Exercise prompt
Every line of the listing must be reproduced as it stands. Leave the images behind.

[Items from a figure collection]
-------

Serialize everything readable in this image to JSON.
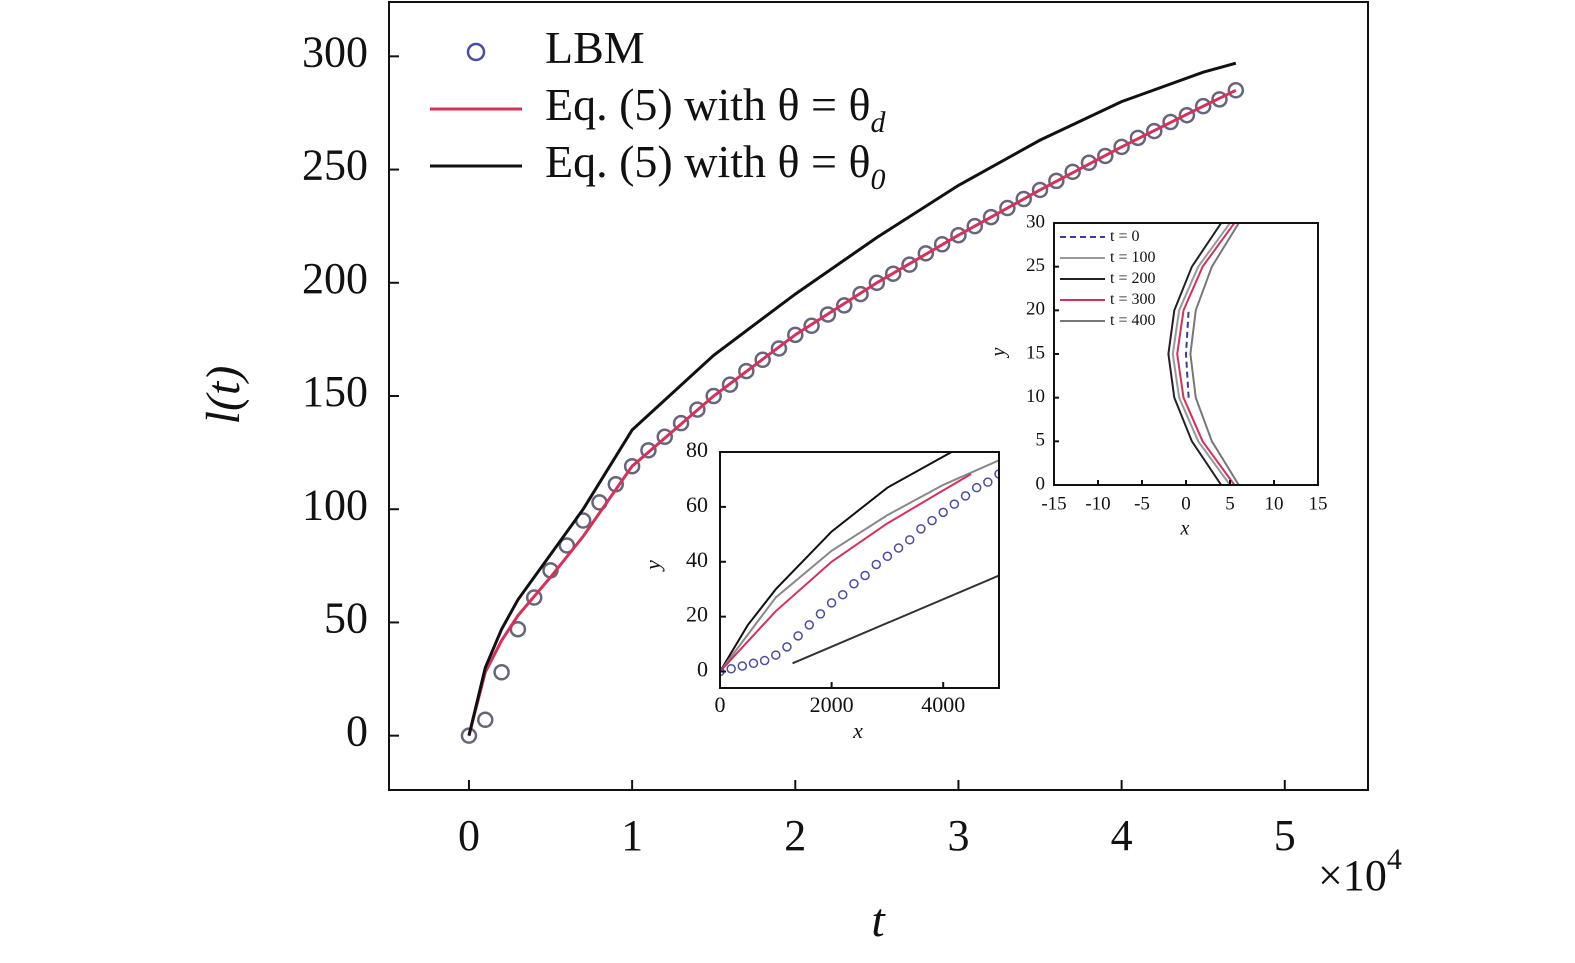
{
  "chart_data": [
    {
      "type": "line",
      "xlabel": "t",
      "ylabel": "l(t)",
      "x_scale_label": "×10",
      "x_scale_exponent": "4",
      "xlim": [
        -0.49,
        5.51
      ],
      "ylim": [
        -24,
        324
      ],
      "xticks": [
        0,
        1,
        2,
        3,
        4,
        5
      ],
      "yticks": [
        0,
        50,
        100,
        150,
        200,
        250,
        300
      ],
      "legend": "upper left",
      "series": [
        {
          "name": "LBM",
          "color": "#66667a",
          "legend_color": "#4a4aa8",
          "marker": "circle",
          "x": [
            0,
            0.1,
            0.2,
            0.3,
            0.4,
            0.5,
            0.6,
            0.7,
            0.8,
            0.9,
            1.0,
            1.1,
            1.2,
            1.3,
            1.4,
            1.5,
            1.6,
            1.7,
            1.8,
            1.9,
            2.0,
            2.1,
            2.2,
            2.3,
            2.4,
            2.5,
            2.6,
            2.7,
            2.8,
            2.9,
            3.0,
            3.1,
            3.2,
            3.3,
            3.4,
            3.5,
            3.6,
            3.7,
            3.8,
            3.9,
            4.0,
            4.1,
            4.2,
            4.3,
            4.4,
            4.5,
            4.6,
            4.7
          ],
          "values": [
            0,
            7,
            28,
            47,
            61,
            73,
            84,
            95,
            103,
            111,
            119,
            126,
            132,
            138,
            144,
            150,
            155,
            161,
            166,
            171,
            177,
            181,
            186,
            190,
            195,
            200,
            204,
            208,
            213,
            217,
            221,
            225,
            229,
            233,
            237,
            241,
            245,
            249,
            253,
            256,
            260,
            264,
            267,
            271,
            274,
            278,
            281,
            285
          ]
        },
        {
          "name": "Eq. (5) with θ = θ",
          "name_sub": "d",
          "color": "#d6315a",
          "x": [
            0,
            0.1,
            0.2,
            0.3,
            0.5,
            0.7,
            1.0,
            1.5,
            2.0,
            2.5,
            3.0,
            3.5,
            4.0,
            4.5,
            4.7
          ],
          "values": [
            0,
            28,
            42,
            53,
            70,
            88,
            119,
            150,
            177,
            200,
            221,
            241,
            260,
            278,
            285
          ]
        },
        {
          "name": "Eq. (5) with θ = θ",
          "name_sub": "0",
          "color": "#111111",
          "x": [
            0,
            0.1,
            0.2,
            0.3,
            0.5,
            0.7,
            1.0,
            1.5,
            2.0,
            2.5,
            3.0,
            3.5,
            4.0,
            4.5,
            4.7
          ],
          "values": [
            0,
            30,
            47,
            60,
            80,
            100,
            135,
            168,
            195,
            220,
            243,
            263,
            280,
            293,
            297
          ]
        }
      ]
    },
    {
      "type": "line",
      "xlabel": "x",
      "ylabel": "y",
      "xlim": [
        0,
        5000
      ],
      "ylim": [
        -6,
        80
      ],
      "xticks": [
        0,
        2000,
        4000
      ],
      "yticks": [
        0,
        20,
        40,
        60,
        80
      ],
      "series": [
        {
          "color": "#111111",
          "x": [
            0,
            500,
            1000,
            2000,
            3000,
            4150
          ],
          "values": [
            0,
            17,
            30,
            51,
            67,
            80
          ]
        },
        {
          "color": "#888888",
          "x": [
            0,
            1000,
            2000,
            3000,
            4000,
            5000
          ],
          "values": [
            0,
            27,
            44,
            57,
            68,
            77
          ]
        },
        {
          "color": "#d6315a",
          "x": [
            0,
            1000,
            2000,
            3000,
            4000,
            4500
          ],
          "values": [
            0,
            22,
            40,
            54,
            66,
            72
          ]
        },
        {
          "color": "#333333",
          "x": [
            1300,
            5000
          ],
          "values": [
            3,
            35
          ]
        },
        {
          "color": "#4a4aa8",
          "marker": "circle",
          "x": [
            0,
            200,
            400,
            600,
            800,
            1000,
            1200,
            1400,
            1600,
            1800,
            2000,
            2200,
            2400,
            2600,
            2800,
            3000,
            3200,
            3400,
            3600,
            3800,
            4000,
            4200,
            4400,
            4600,
            4800,
            5000
          ],
          "values": [
            0,
            1,
            2,
            3,
            4,
            6,
            9,
            13,
            17,
            21,
            25,
            28,
            32,
            35,
            39,
            42,
            45,
            48,
            52,
            55,
            58,
            61,
            64,
            67,
            69,
            72
          ]
        }
      ]
    },
    {
      "type": "line",
      "xlabel": "x",
      "ylabel": "y",
      "xlim": [
        -15,
        15
      ],
      "ylim": [
        0,
        30
      ],
      "xticks": [
        -15,
        -10,
        -5,
        0,
        5,
        10,
        15
      ],
      "yticks": [
        0,
        5,
        10,
        15,
        20,
        25,
        30
      ],
      "legend": "upper left",
      "series": [
        {
          "name": "t = 0",
          "color": "#3a3aa0",
          "dash": true,
          "x": [
            0.3,
            0,
            0.3
          ],
          "values": [
            10,
            15,
            20
          ]
        },
        {
          "name": "t = 100",
          "color": "#999999",
          "x": [
            5,
            1.39,
            -0.78,
            -1.5,
            -0.78,
            1.39,
            5
          ],
          "values": [
            0,
            5,
            10,
            15,
            20,
            25,
            30
          ]
        },
        {
          "name": "t = 200",
          "color": "#222222",
          "x": [
            4,
            0.67,
            -1.33,
            -2,
            -1.33,
            0.67,
            4
          ],
          "values": [
            0,
            5,
            10,
            15,
            20,
            25,
            30
          ]
        },
        {
          "name": "t = 300",
          "color": "#d6315a",
          "x": [
            5.5,
            1.89,
            -0.28,
            -1,
            -0.28,
            1.89,
            5.5
          ],
          "values": [
            0,
            5,
            10,
            15,
            20,
            25,
            30
          ]
        },
        {
          "name": "t = 400",
          "color": "#777777",
          "x": [
            6,
            2.94,
            1.11,
            0.5,
            1.11,
            2.94,
            6
          ],
          "values": [
            0,
            5,
            10,
            15,
            20,
            25,
            30
          ]
        }
      ]
    }
  ]
}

-------

Final result
Serialize everything readable in this image to JSON.
{
  "chart_data": [
    {
      "type": "line",
      "xlabel": "t",
      "ylabel": "l(t)",
      "x_scale_label": "×10",
      "x_scale_exponent": "4",
      "xlim": [
        -0.49,
        5.51
      ],
      "ylim": [
        -24,
        324
      ],
      "xticks": [
        0,
        1,
        2,
        3,
        4,
        5
      ],
      "yticks": [
        0,
        50,
        100,
        150,
        200,
        250,
        300
      ],
      "legend": "upper left",
      "series": [
        {
          "name": "LBM",
          "color": "#66667a",
          "legend_color": "#4a4aa8",
          "marker": "circle",
          "x": [
            0,
            0.1,
            0.2,
            0.3,
            0.4,
            0.5,
            0.6,
            0.7,
            0.8,
            0.9,
            1.0,
            1.1,
            1.2,
            1.3,
            1.4,
            1.5,
            1.6,
            1.7,
            1.8,
            1.9,
            2.0,
            2.1,
            2.2,
            2.3,
            2.4,
            2.5,
            2.6,
            2.7,
            2.8,
            2.9,
            3.0,
            3.1,
            3.2,
            3.3,
            3.4,
            3.5,
            3.6,
            3.7,
            3.8,
            3.9,
            4.0,
            4.1,
            4.2,
            4.3,
            4.4,
            4.5,
            4.6,
            4.7
          ],
          "values": [
            0,
            7,
            28,
            47,
            61,
            73,
            84,
            95,
            103,
            111,
            119,
            126,
            132,
            138,
            144,
            150,
            155,
            161,
            166,
            171,
            177,
            181,
            186,
            190,
            195,
            200,
            204,
            208,
            213,
            217,
            221,
            225,
            229,
            233,
            237,
            241,
            245,
            249,
            253,
            256,
            260,
            264,
            267,
            271,
            274,
            278,
            281,
            285
          ]
        },
        {
          "name": "Eq. (5) with θ = θ",
          "name_sub": "d",
          "color": "#d6315a",
          "x": [
            0,
            0.1,
            0.2,
            0.3,
            0.5,
            0.7,
            1.0,
            1.5,
            2.0,
            2.5,
            3.0,
            3.5,
            4.0,
            4.5,
            4.7
          ],
          "values": [
            0,
            28,
            42,
            53,
            70,
            88,
            119,
            150,
            177,
            200,
            221,
            241,
            260,
            278,
            285
          ]
        },
        {
          "name": "Eq. (5) with θ = θ",
          "name_sub": "0",
          "color": "#111111",
          "x": [
            0,
            0.1,
            0.2,
            0.3,
            0.5,
            0.7,
            1.0,
            1.5,
            2.0,
            2.5,
            3.0,
            3.5,
            4.0,
            4.5,
            4.7
          ],
          "values": [
            0,
            30,
            47,
            60,
            80,
            100,
            135,
            168,
            195,
            220,
            243,
            263,
            280,
            293,
            297
          ]
        }
      ]
    },
    {
      "type": "line",
      "xlabel": "x",
      "ylabel": "y",
      "xlim": [
        0,
        5000
      ],
      "ylim": [
        -6,
        80
      ],
      "xticks": [
        0,
        2000,
        4000
      ],
      "yticks": [
        0,
        20,
        40,
        60,
        80
      ],
      "series": [
        {
          "color": "#111111",
          "x": [
            0,
            500,
            1000,
            2000,
            3000,
            4150
          ],
          "values": [
            0,
            17,
            30,
            51,
            67,
            80
          ]
        },
        {
          "color": "#888888",
          "x": [
            0,
            1000,
            2000,
            3000,
            4000,
            5000
          ],
          "values": [
            0,
            27,
            44,
            57,
            68,
            77
          ]
        },
        {
          "color": "#d6315a",
          "x": [
            0,
            1000,
            2000,
            3000,
            4000,
            4500
          ],
          "values": [
            0,
            22,
            40,
            54,
            66,
            72
          ]
        },
        {
          "color": "#333333",
          "x": [
            1300,
            5000
          ],
          "values": [
            3,
            35
          ]
        },
        {
          "color": "#4a4aa8",
          "marker": "circle",
          "x": [
            0,
            200,
            400,
            600,
            800,
            1000,
            1200,
            1400,
            1600,
            1800,
            2000,
            2200,
            2400,
            2600,
            2800,
            3000,
            3200,
            3400,
            3600,
            3800,
            4000,
            4200,
            4400,
            4600,
            4800,
            5000
          ],
          "values": [
            0,
            1,
            2,
            3,
            4,
            6,
            9,
            13,
            17,
            21,
            25,
            28,
            32,
            35,
            39,
            42,
            45,
            48,
            52,
            55,
            58,
            61,
            64,
            67,
            69,
            72
          ]
        }
      ]
    },
    {
      "type": "line",
      "xlabel": "x",
      "ylabel": "y",
      "xlim": [
        -15,
        15
      ],
      "ylim": [
        0,
        30
      ],
      "xticks": [
        -15,
        -10,
        -5,
        0,
        5,
        10,
        15
      ],
      "yticks": [
        0,
        5,
        10,
        15,
        20,
        25,
        30
      ],
      "legend": "upper left",
      "series": [
        {
          "name": "t = 0",
          "color": "#3a3aa0",
          "dash": true,
          "x": [
            0.3,
            0,
            0.3
          ],
          "values": [
            10,
            15,
            20
          ]
        },
        {
          "name": "t = 100",
          "color": "#999999",
          "x": [
            5,
            1.39,
            -0.78,
            -1.5,
            -0.78,
            1.39,
            5
          ],
          "values": [
            0,
            5,
            10,
            15,
            20,
            25,
            30
          ]
        },
        {
          "name": "t = 200",
          "color": "#222222",
          "x": [
            4,
            0.67,
            -1.33,
            -2,
            -1.33,
            0.67,
            4
          ],
          "values": [
            0,
            5,
            10,
            15,
            20,
            25,
            30
          ]
        },
        {
          "name": "t = 300",
          "color": "#d6315a",
          "x": [
            5.5,
            1.89,
            -0.28,
            -1,
            -0.28,
            1.89,
            5.5
          ],
          "values": [
            0,
            5,
            10,
            15,
            20,
            25,
            30
          ]
        },
        {
          "name": "t = 400",
          "color": "#777777",
          "x": [
            6,
            2.94,
            1.11,
            0.5,
            1.11,
            2.94,
            6
          ],
          "values": [
            0,
            5,
            10,
            15,
            20,
            25,
            30
          ]
        }
      ]
    }
  ]
}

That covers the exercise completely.